(Saved data entries)
━━━━━━━━━━

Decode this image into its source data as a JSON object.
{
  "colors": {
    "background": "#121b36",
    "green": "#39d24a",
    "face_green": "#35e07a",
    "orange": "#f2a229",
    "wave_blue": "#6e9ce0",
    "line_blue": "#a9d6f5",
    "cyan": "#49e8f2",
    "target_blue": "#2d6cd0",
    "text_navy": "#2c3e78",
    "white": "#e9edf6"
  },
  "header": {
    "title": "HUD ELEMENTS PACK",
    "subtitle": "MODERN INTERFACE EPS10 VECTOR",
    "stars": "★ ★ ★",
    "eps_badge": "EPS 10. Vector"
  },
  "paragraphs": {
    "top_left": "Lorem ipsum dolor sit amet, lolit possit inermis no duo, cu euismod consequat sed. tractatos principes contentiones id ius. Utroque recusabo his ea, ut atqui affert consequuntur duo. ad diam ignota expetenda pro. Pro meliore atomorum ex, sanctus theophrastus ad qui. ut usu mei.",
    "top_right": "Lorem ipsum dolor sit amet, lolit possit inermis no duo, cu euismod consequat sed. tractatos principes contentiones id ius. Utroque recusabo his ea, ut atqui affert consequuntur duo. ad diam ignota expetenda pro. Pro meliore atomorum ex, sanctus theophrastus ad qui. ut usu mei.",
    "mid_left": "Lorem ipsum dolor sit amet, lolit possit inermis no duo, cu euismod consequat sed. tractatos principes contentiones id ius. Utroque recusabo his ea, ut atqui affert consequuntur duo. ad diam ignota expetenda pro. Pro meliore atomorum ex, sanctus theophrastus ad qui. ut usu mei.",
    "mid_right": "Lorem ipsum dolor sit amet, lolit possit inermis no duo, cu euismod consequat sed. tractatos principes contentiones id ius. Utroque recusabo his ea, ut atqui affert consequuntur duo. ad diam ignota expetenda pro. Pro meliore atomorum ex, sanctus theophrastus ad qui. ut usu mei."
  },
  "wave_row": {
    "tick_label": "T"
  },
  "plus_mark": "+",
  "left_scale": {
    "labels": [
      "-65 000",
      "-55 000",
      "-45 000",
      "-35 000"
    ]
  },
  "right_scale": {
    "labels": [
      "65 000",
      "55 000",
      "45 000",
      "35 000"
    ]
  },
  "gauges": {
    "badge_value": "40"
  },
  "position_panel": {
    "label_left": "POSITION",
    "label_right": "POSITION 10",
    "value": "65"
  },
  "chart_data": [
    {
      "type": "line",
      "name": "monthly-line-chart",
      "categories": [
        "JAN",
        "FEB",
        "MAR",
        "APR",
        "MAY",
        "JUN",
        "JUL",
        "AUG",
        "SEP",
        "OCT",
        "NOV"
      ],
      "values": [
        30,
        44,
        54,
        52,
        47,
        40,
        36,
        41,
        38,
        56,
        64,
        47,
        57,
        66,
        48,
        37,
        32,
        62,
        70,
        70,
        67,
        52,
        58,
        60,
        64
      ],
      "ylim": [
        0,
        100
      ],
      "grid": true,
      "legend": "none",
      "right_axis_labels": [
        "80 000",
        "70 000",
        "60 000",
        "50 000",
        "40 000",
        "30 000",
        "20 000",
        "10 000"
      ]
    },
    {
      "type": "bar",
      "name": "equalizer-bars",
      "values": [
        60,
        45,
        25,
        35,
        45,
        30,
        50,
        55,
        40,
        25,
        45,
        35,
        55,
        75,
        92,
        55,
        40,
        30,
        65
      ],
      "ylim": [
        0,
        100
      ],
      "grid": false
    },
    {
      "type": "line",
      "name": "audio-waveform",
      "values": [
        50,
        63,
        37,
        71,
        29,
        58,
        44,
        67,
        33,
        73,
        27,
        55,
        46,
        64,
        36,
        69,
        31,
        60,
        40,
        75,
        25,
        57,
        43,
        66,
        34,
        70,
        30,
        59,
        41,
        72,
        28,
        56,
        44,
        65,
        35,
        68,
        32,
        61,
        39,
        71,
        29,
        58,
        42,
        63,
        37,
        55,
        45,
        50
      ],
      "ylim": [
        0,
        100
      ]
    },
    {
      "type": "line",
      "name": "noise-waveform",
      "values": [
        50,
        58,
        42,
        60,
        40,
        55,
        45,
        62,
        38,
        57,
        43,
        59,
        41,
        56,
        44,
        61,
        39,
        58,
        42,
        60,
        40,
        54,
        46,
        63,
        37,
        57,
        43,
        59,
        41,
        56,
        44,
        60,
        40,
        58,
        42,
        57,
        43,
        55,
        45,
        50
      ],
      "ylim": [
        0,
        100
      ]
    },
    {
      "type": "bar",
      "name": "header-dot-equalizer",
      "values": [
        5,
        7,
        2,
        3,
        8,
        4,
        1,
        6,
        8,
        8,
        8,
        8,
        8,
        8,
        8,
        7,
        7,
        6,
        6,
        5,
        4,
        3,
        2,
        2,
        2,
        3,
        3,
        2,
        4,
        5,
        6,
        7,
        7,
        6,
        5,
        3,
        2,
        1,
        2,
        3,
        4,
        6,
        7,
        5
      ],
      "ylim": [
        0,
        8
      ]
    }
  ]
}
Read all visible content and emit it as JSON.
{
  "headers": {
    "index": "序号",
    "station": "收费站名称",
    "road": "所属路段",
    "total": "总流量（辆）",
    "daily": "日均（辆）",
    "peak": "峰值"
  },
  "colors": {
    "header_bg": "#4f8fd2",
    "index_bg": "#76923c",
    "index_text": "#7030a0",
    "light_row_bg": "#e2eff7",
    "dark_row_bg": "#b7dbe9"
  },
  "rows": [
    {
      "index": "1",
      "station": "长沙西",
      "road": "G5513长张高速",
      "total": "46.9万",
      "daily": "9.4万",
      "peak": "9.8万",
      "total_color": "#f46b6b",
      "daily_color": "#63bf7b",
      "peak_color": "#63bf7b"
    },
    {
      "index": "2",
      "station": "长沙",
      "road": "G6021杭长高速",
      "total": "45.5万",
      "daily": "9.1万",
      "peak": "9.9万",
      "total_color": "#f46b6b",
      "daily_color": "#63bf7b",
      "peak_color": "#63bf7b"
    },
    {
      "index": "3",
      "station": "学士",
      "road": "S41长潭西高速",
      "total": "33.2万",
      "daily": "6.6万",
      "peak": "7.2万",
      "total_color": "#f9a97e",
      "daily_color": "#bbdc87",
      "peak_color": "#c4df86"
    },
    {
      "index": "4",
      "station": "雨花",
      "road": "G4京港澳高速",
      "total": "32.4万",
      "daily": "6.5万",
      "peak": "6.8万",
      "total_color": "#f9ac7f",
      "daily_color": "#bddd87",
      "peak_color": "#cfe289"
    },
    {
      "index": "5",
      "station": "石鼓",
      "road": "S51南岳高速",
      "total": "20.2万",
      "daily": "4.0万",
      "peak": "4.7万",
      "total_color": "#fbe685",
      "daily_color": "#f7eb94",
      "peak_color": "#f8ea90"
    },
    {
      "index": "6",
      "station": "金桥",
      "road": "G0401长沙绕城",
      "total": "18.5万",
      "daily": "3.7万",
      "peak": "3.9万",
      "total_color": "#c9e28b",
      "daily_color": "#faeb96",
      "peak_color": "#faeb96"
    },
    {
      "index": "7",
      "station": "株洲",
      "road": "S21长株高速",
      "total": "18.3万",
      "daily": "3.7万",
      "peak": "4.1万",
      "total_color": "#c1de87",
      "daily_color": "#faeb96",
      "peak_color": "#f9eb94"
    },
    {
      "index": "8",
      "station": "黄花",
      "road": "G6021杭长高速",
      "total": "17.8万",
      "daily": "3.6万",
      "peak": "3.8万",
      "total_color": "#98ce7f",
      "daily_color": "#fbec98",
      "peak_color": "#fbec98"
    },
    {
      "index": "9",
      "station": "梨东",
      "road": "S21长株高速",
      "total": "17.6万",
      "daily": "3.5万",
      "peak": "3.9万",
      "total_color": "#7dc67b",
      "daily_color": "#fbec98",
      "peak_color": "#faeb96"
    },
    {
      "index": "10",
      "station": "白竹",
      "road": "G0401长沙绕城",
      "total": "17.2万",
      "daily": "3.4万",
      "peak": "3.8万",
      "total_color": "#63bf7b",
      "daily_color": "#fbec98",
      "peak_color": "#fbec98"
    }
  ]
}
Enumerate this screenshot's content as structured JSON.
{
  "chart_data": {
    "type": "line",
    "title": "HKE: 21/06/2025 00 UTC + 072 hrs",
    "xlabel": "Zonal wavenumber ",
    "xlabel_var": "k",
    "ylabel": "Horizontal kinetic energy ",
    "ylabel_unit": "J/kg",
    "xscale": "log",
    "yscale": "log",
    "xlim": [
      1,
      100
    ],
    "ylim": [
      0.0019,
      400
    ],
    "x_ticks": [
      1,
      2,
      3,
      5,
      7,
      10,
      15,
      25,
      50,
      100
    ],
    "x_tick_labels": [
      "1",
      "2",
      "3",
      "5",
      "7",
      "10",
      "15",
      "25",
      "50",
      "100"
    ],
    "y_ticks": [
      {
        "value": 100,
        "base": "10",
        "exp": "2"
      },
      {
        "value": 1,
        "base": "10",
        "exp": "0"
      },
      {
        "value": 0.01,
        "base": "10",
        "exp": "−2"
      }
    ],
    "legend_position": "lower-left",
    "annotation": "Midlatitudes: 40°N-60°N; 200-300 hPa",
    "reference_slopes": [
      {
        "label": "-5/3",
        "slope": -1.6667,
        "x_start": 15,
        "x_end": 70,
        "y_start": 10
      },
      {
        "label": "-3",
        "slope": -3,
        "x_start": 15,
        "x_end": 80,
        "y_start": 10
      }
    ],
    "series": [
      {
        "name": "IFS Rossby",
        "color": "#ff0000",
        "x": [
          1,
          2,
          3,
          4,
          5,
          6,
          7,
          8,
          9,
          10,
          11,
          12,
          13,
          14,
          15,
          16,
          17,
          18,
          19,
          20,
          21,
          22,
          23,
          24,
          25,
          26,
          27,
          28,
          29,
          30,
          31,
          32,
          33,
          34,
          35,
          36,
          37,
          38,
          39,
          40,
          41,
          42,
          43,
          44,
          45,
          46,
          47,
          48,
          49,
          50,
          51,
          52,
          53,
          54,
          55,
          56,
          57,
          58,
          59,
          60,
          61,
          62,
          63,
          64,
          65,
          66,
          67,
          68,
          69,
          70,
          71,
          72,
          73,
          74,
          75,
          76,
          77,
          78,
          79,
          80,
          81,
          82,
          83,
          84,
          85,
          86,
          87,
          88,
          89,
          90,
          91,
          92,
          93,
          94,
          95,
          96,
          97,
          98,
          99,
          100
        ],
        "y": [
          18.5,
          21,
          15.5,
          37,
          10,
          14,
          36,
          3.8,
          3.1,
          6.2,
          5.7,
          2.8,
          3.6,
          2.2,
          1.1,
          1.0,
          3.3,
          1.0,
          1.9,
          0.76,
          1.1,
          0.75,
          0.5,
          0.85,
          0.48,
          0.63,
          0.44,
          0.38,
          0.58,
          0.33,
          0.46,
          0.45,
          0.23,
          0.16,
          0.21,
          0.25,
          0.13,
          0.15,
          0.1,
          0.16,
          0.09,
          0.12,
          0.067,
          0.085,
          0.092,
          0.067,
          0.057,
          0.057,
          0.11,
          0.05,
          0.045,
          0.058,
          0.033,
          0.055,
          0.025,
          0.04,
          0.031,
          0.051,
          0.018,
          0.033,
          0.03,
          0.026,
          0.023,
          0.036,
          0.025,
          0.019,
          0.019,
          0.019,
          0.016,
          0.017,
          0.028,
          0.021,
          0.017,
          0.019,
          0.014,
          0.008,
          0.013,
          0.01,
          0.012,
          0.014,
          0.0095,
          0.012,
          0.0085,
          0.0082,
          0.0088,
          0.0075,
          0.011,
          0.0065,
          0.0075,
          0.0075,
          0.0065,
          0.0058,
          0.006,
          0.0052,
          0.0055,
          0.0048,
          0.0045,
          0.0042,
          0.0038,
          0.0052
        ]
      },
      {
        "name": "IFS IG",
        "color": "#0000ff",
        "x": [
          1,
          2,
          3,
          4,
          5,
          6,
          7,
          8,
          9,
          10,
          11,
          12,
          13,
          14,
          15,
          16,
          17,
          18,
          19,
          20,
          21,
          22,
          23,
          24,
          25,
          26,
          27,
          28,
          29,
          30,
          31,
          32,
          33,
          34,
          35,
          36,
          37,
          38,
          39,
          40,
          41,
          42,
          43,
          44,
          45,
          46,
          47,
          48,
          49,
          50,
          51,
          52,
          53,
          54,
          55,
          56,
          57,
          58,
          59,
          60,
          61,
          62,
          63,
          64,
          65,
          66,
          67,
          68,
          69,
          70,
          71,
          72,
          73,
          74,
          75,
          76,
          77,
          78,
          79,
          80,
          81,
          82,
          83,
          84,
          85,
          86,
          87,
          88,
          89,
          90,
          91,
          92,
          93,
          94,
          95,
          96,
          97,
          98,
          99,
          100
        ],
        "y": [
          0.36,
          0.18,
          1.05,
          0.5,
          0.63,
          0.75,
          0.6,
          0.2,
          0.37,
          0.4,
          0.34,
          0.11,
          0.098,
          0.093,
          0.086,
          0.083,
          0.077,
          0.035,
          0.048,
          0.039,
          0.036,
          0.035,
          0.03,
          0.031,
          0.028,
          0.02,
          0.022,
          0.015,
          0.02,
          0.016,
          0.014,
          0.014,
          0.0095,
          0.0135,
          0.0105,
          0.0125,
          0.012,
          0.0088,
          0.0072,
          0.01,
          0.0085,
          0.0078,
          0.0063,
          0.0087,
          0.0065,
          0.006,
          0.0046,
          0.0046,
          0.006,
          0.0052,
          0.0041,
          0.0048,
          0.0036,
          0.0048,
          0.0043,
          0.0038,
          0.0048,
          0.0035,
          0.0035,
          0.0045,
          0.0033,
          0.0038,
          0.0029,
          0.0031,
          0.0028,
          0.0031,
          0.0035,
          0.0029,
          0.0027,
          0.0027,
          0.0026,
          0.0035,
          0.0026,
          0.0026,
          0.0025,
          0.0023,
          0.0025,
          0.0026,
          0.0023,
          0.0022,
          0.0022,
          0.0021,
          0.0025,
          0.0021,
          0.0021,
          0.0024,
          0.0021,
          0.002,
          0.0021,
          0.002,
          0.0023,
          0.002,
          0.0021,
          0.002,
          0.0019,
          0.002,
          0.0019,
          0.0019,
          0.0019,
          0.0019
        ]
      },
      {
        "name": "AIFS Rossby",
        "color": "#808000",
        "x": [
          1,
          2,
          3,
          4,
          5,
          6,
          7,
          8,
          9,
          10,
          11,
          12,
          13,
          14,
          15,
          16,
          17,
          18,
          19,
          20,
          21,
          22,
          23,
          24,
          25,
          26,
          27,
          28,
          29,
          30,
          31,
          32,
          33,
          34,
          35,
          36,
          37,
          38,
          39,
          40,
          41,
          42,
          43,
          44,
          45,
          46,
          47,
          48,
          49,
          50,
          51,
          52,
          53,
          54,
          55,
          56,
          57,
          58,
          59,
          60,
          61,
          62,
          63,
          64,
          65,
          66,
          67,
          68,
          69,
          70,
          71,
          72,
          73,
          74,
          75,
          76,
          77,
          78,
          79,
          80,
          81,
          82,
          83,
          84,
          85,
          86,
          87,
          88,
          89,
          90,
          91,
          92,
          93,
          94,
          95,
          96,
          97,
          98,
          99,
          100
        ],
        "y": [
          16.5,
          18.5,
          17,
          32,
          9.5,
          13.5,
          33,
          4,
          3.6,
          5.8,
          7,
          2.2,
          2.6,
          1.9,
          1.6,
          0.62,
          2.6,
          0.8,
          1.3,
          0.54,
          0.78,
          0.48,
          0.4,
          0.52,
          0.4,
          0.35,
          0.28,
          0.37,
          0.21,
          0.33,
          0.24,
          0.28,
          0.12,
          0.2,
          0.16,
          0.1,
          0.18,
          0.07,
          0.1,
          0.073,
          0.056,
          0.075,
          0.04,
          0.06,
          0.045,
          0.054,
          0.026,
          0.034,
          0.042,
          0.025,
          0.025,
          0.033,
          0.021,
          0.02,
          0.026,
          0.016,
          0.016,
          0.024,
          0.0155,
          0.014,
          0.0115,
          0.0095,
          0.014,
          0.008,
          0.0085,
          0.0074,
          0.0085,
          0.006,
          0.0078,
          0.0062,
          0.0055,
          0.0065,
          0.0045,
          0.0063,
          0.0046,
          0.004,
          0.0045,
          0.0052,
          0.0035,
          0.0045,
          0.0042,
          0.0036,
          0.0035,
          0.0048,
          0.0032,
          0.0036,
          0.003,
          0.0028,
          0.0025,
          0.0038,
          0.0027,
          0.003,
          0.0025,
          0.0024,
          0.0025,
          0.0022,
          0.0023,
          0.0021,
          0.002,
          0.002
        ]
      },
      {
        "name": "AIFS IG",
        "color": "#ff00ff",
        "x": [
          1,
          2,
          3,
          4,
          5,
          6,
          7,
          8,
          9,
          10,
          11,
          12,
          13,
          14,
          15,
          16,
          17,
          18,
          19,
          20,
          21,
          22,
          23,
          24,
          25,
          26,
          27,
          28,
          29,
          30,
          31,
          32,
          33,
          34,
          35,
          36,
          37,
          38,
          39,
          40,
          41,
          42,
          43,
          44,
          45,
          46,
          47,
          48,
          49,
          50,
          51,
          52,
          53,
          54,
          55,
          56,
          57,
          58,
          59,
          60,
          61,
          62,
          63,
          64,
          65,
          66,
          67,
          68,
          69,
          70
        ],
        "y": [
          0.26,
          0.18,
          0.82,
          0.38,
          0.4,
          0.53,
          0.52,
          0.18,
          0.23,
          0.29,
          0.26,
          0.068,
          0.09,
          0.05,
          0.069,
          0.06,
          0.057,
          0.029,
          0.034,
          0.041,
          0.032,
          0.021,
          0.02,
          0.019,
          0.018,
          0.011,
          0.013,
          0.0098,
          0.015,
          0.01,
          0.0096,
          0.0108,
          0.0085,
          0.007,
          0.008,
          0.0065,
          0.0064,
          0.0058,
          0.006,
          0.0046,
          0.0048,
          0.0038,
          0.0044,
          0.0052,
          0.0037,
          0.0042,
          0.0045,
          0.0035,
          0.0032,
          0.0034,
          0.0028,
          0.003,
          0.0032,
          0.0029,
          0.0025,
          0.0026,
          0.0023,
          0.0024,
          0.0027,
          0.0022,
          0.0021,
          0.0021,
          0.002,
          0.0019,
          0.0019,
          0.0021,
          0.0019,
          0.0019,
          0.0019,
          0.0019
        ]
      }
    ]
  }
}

━━━━━━━━━━

= EXERCISE OBJECTIVE =
Show the lines of the data that hold the word "diam".

= RESPONSE FOR THIS EXERCISE =
    "top_left": "Lorem ipsum dolor sit amet, lolit possit inermis no duo, cu euismod consequat sed. tractatos principes contentiones id ius. Utroque recusabo his ea, ut atqui affert consequuntur duo. ad diam ignota expetenda pro. Pro meliore atomorum ex, sanctus theophrastus ad qui. ut usu mei.",
    "top_right": "Lorem ipsum dolor sit amet, lolit possit inermis no duo, cu euismod consequat sed. tractatos principes contentiones id ius. Utroque recusabo his ea, ut atqui affert consequuntur duo. ad diam ignota expetenda pro. Pro meliore atomorum ex, sanctus theophrastus ad qui. ut usu mei.",
    "mid_left": "Lorem ipsum dolor sit amet, lolit possit inermis no duo, cu euismod consequat sed. tractatos principes contentiones id ius. Utroque recusabo his ea, ut atqui affert consequuntur duo. ad diam ignota expetenda pro. Pro meliore atomorum ex, sanctus theophrastus ad qui. ut usu mei.",
    "mid_right": "Lorem ipsum dolor sit amet, lolit possit inermis no duo, cu euismod consequat sed. tractatos principes contentiones id ius. Utroque recusabo his ea, ut atqui affert consequuntur duo. ad diam ignota expetenda pro. Pro meliore atomorum ex, sanctus theophrastus ad qui. ut usu mei."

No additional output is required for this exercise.